TO BE DONE =>
All of the data that follows should be retyped exactly, please, except the pictures.

####################

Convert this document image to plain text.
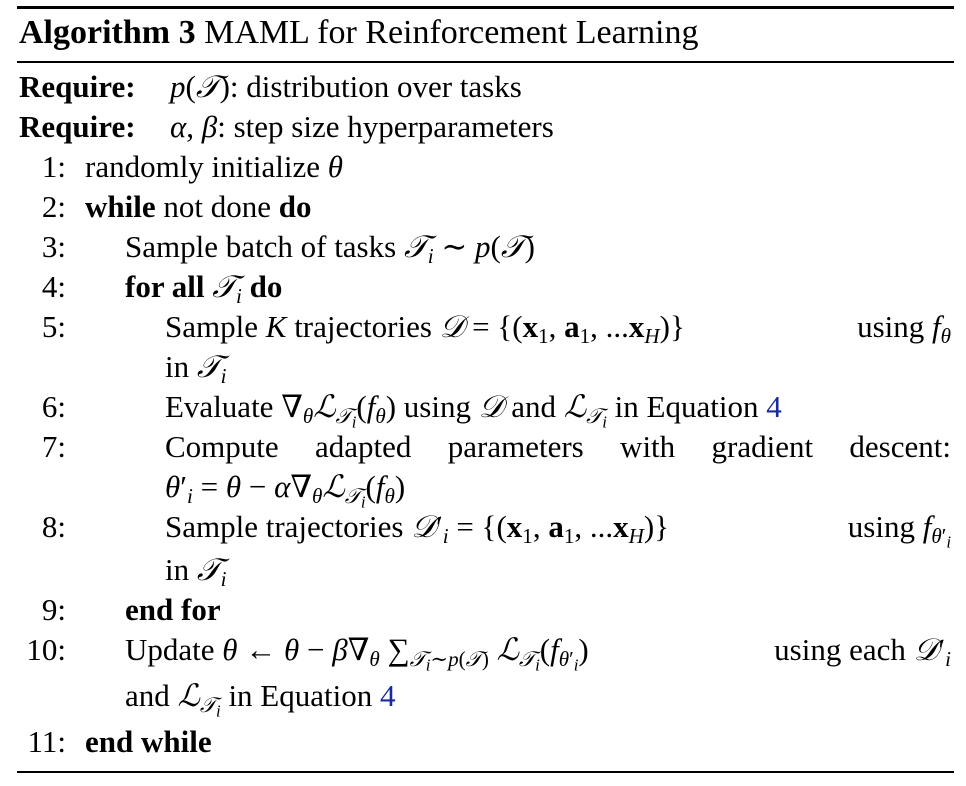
Algorithm 3 MAML for Reinforcement Learning
Require: p(𝒯): distribution over tasks
Require: α, β: step size hyperparameters
1: randomly initialize θ
2: while not done do
3: Sample batch of tasks 𝒯$_i$ ∼ p(𝒯)
4: for all 𝒯$_i$ do
5:	Sample K trajectories 𝒟 = {($x_1$, $a_1$, $...x_H$)}	using $f_\theta$
in 𝒯$_i$
6:	Evaluate $\nabla_\theta ℒ_{𝒯_i}(f_\theta)$ using 𝒟 and ℒ$_{𝒯_i}$ in Equation 4
7:	Compute adapted parameters with gradient descent:
$\theta'_i = \theta$ − $\alpha\nabla_\theta ℒ_{𝒯_i}(f_\theta)$
8:	Sample trajectories $𝒟'_i = \{(x_1$, $a_1$, $...x_H$)}	using $f_{\theta'_i}$
in 𝒯$_i$
9: end for
10: Update θ ← $\theta - \beta\nabla_\theta$ $\sum_{𝒯_i\sim p(𝒯)}$ $ℒ_{𝒯_i}(f_{\theta'_i})$	using each $𝒟'_i$
and ℒ$_{𝒯_i}$ in Equation 4
11: end while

####################

OUTPUT =>
Convert this document image to plain text.
Algorithm 3 MAML for Reinforcement Learning
Require: p(𝒯): distribution over tasks
Require: α, β: step size hyperparameters
1: randomly initialize θ
2: while not done do
3: Sample batch of tasks 𝒯$_i$ ∼ p(𝒯)
4: for all 𝒯$_i$ do
5:	Sample K trajectories 𝒟 = {($x_1$, $a_1$, $...x_H$)}	using $f_\theta$
in 𝒯$_i$
6:	Evaluate $\nabla_\theta ℒ_{𝒯_i}(f_\theta)$ using 𝒟 and ℒ$_{𝒯_i}$ in Equation 4
7:	Compute adapted parameters with gradient descent:
$\theta'_i = \theta$ − $\alpha\nabla_\theta ℒ_{𝒯_i}(f_\theta)$
8:	Sample trajectories $𝒟'_i = \{(x_1$, $a_1$, $...x_H$)}	using $f_{\theta'_i}$
in 𝒯$_i$
9: end for
10: Update θ ← $\theta - \beta\nabla_\theta$ $\sum_{𝒯_i\sim p(𝒯)}$ $ℒ_{𝒯_i}(f_{\theta'_i})$	using each $𝒟'_i$
and ℒ$_{𝒯_i}$ in Equation 4
11: end while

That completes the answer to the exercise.